Return every line of the data below that includes the string "screenshot".

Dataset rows
.....
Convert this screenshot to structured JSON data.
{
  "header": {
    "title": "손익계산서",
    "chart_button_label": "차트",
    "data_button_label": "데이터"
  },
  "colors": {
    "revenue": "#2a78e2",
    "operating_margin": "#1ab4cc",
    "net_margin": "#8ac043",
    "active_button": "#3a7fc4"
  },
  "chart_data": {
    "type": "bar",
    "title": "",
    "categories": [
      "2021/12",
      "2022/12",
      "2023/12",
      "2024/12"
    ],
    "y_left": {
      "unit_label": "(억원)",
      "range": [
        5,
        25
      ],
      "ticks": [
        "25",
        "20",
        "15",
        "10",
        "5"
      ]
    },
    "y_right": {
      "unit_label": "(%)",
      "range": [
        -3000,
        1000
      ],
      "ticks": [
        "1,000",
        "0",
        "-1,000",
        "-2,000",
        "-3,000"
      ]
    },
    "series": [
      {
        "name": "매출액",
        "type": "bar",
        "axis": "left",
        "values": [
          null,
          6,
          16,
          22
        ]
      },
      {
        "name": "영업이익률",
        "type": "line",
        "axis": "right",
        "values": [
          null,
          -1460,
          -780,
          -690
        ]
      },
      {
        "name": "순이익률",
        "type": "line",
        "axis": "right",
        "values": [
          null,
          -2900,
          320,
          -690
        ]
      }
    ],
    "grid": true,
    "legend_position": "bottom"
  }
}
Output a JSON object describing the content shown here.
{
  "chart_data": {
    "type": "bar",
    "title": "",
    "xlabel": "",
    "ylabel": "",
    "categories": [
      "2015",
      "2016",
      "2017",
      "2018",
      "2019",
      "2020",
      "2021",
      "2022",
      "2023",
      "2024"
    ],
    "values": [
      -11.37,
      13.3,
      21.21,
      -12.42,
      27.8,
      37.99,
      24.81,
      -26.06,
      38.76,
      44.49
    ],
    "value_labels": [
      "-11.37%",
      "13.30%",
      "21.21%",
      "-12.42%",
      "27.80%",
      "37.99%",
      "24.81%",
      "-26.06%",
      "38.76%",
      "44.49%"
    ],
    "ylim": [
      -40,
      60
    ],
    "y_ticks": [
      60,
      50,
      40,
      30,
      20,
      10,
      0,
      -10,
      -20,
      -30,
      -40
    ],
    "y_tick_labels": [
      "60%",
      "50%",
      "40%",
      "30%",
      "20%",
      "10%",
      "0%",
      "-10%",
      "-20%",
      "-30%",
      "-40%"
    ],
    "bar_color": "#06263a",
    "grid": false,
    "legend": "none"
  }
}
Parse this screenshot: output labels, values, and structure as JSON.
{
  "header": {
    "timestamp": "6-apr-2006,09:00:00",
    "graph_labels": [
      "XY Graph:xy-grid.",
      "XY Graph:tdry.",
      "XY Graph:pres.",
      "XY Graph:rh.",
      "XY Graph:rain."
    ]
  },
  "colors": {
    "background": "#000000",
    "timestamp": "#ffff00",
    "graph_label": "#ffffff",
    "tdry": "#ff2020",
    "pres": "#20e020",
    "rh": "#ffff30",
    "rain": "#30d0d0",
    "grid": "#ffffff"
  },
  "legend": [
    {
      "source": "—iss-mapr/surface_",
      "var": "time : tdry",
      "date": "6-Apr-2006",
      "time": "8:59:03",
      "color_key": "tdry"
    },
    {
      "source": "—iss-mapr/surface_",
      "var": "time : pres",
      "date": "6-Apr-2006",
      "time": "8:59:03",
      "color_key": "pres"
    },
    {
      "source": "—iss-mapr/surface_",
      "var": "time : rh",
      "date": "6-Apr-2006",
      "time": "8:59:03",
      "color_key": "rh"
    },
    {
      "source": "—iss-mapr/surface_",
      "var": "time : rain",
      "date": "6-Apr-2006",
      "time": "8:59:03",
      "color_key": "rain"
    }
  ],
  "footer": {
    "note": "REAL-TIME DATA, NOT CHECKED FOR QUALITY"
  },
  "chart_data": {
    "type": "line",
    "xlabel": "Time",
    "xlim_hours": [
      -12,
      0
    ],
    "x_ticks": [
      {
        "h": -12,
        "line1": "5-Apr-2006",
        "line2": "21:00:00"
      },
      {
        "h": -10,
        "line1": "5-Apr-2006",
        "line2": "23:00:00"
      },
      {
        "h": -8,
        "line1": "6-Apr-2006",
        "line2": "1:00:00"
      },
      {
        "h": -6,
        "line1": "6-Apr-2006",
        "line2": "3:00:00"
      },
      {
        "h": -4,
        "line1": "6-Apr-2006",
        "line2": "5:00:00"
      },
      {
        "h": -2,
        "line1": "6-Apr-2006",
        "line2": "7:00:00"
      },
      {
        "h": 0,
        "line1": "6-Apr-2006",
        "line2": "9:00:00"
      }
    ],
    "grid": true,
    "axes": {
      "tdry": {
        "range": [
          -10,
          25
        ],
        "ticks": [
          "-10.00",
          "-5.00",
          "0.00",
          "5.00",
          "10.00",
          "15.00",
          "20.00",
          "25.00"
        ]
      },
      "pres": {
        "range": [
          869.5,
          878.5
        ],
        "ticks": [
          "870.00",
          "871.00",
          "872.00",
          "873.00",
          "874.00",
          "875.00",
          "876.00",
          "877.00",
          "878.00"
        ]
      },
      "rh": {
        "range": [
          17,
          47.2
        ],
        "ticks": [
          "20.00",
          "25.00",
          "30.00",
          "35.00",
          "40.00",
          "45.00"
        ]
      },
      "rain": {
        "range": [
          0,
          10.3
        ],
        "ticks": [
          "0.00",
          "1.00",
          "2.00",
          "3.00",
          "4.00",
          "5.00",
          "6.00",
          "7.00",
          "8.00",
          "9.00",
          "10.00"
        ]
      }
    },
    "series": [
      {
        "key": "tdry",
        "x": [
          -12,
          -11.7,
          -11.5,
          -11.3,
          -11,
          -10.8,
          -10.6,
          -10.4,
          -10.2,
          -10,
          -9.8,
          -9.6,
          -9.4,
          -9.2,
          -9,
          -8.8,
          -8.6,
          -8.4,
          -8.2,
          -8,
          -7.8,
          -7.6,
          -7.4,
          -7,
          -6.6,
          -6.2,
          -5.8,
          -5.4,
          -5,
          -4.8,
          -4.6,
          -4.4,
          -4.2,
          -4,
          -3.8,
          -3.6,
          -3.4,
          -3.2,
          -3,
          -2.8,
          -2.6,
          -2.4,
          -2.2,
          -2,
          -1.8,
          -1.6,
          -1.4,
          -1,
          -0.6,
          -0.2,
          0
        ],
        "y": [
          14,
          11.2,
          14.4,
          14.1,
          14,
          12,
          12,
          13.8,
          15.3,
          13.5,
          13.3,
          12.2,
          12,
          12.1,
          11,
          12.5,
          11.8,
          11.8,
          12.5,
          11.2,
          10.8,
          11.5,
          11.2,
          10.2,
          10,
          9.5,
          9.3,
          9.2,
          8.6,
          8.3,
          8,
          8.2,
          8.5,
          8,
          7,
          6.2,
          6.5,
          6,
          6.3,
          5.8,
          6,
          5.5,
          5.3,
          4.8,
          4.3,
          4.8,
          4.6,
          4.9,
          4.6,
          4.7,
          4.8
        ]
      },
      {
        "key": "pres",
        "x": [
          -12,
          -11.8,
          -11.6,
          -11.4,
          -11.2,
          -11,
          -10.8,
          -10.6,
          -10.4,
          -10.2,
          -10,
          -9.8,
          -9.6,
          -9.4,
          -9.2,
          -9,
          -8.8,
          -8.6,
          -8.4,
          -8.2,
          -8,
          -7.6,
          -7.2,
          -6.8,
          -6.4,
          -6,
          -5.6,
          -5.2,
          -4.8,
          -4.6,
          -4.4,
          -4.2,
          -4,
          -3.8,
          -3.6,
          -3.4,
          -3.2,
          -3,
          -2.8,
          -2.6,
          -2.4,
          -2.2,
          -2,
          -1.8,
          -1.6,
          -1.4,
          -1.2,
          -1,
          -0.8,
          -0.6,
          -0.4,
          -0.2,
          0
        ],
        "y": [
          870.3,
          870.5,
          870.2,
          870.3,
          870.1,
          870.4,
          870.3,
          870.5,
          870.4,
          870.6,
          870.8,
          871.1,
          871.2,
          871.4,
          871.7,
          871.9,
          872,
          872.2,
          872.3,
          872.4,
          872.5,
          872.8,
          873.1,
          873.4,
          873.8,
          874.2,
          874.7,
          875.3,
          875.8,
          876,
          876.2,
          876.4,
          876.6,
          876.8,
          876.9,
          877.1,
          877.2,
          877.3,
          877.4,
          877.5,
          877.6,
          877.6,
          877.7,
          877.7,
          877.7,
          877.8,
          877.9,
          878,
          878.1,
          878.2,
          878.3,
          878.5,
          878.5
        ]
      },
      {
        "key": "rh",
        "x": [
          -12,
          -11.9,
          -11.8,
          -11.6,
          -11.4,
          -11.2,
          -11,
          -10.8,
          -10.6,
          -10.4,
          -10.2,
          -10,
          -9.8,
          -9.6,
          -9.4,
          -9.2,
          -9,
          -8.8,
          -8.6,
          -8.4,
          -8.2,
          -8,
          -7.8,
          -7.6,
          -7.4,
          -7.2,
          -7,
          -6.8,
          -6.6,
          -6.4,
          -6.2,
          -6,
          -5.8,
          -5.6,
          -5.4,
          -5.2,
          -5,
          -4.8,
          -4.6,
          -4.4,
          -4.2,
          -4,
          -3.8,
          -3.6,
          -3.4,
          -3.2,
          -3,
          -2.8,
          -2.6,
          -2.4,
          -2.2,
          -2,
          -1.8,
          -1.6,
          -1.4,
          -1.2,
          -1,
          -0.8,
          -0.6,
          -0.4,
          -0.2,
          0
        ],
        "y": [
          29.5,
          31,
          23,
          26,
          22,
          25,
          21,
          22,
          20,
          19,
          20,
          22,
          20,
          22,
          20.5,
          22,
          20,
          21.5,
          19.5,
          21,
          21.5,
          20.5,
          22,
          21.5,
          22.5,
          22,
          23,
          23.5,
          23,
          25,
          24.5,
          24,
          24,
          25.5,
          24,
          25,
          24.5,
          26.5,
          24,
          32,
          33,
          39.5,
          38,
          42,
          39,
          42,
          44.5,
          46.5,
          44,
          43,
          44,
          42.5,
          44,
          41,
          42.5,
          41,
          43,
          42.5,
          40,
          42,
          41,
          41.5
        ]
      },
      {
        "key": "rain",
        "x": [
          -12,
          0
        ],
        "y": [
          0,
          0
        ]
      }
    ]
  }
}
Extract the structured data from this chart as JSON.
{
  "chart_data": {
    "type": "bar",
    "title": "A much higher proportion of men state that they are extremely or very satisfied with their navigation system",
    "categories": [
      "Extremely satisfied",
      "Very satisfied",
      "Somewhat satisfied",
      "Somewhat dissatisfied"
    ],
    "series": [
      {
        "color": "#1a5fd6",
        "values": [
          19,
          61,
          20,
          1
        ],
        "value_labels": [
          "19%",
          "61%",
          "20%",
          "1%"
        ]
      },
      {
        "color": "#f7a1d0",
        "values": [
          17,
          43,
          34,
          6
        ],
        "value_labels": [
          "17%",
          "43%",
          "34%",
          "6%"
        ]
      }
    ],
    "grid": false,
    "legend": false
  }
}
.....
RESULT FOR THIS TASK:
Convert this screenshot to structured JSON data.
Parse this screenshot: output labels, values, and structure as JSON.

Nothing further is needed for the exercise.